[BEGIN PROVIDED RECORDS]

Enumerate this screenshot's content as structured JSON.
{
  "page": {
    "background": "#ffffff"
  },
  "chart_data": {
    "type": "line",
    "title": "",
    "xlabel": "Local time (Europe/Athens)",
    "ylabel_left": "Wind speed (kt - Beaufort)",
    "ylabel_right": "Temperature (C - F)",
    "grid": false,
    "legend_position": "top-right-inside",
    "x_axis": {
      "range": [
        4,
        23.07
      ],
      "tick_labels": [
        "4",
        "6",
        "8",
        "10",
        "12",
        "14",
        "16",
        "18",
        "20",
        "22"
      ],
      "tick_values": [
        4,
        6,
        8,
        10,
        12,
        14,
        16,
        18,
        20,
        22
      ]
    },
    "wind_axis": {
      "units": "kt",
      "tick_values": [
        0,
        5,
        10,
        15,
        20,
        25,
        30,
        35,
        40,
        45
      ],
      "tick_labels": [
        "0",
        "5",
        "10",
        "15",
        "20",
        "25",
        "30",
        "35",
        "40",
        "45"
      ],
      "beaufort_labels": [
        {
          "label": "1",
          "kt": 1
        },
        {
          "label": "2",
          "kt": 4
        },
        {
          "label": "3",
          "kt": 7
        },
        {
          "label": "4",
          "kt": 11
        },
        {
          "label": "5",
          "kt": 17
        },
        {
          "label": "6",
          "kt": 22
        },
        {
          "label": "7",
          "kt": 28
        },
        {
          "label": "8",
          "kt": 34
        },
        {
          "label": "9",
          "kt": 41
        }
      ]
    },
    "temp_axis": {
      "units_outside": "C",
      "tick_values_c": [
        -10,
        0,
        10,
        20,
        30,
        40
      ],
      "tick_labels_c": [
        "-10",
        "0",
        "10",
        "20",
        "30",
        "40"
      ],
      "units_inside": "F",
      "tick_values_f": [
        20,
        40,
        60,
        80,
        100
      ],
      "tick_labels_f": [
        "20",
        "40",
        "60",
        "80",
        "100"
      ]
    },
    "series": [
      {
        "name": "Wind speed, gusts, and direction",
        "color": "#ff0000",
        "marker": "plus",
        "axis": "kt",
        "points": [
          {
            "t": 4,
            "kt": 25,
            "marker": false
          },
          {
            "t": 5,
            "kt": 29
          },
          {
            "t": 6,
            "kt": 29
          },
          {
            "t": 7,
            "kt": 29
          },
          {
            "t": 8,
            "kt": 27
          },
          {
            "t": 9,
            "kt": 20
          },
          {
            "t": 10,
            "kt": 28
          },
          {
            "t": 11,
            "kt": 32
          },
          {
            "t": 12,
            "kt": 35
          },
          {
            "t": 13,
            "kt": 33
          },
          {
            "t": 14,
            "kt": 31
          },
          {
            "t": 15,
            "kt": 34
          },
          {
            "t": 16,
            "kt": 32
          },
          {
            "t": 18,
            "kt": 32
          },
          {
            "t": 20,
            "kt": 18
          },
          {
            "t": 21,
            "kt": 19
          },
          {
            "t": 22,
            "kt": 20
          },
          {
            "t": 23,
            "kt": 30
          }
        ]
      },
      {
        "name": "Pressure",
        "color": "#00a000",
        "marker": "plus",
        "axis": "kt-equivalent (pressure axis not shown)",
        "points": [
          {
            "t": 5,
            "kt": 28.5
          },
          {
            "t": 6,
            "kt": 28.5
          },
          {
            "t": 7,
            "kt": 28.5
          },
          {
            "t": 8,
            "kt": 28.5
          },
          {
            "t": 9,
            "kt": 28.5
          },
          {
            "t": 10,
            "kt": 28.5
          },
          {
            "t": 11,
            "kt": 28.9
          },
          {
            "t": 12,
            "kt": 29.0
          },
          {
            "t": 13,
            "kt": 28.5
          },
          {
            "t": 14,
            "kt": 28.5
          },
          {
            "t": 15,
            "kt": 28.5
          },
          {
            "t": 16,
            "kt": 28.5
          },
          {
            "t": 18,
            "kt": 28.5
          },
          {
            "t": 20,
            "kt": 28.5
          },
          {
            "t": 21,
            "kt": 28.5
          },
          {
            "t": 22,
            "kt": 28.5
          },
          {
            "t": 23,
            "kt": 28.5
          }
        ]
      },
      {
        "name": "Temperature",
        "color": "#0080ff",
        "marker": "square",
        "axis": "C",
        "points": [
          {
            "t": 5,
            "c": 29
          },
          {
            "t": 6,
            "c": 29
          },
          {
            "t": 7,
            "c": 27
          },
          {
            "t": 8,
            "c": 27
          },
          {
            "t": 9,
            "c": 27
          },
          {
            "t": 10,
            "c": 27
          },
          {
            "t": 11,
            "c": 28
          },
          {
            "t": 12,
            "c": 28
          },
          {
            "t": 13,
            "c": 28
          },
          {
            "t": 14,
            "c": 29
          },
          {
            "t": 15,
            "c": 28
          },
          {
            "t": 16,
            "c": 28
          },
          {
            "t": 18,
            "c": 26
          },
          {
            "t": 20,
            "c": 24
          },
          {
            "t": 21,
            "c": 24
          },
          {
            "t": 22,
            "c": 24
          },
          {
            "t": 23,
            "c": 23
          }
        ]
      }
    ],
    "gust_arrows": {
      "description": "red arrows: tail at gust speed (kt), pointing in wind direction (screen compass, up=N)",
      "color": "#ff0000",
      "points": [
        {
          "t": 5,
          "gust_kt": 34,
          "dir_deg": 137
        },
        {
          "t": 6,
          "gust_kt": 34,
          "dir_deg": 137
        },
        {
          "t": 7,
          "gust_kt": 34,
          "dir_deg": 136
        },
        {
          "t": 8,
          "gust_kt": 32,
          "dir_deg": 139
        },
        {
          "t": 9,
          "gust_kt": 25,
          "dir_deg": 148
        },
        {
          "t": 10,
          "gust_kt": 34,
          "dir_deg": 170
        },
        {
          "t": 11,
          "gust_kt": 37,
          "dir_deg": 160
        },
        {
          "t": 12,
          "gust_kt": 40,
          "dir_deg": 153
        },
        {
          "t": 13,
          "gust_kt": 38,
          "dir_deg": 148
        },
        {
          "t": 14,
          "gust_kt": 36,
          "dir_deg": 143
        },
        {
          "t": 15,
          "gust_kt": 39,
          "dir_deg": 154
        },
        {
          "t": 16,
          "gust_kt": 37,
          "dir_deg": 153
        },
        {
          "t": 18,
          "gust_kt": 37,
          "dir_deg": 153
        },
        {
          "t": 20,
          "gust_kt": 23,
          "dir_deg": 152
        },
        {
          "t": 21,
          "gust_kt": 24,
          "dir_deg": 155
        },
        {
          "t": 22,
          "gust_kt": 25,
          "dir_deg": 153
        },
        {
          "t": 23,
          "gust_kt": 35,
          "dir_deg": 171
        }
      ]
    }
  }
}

[END PROVIDED RECORDS]

▸ PROBLEM REQUIREMENTS
All lines of the data above that include the word "speed" must be shown.

▸ SOLUTION TO THE EXERCISE
    "ylabel_left": "Wind speed (kt - Beaufort)",
        "name": "Wind speed, gusts, and direction",
      "description": "red arrows: tail at gust speed (kt), pointing in wind direction (screen compass, up=N)",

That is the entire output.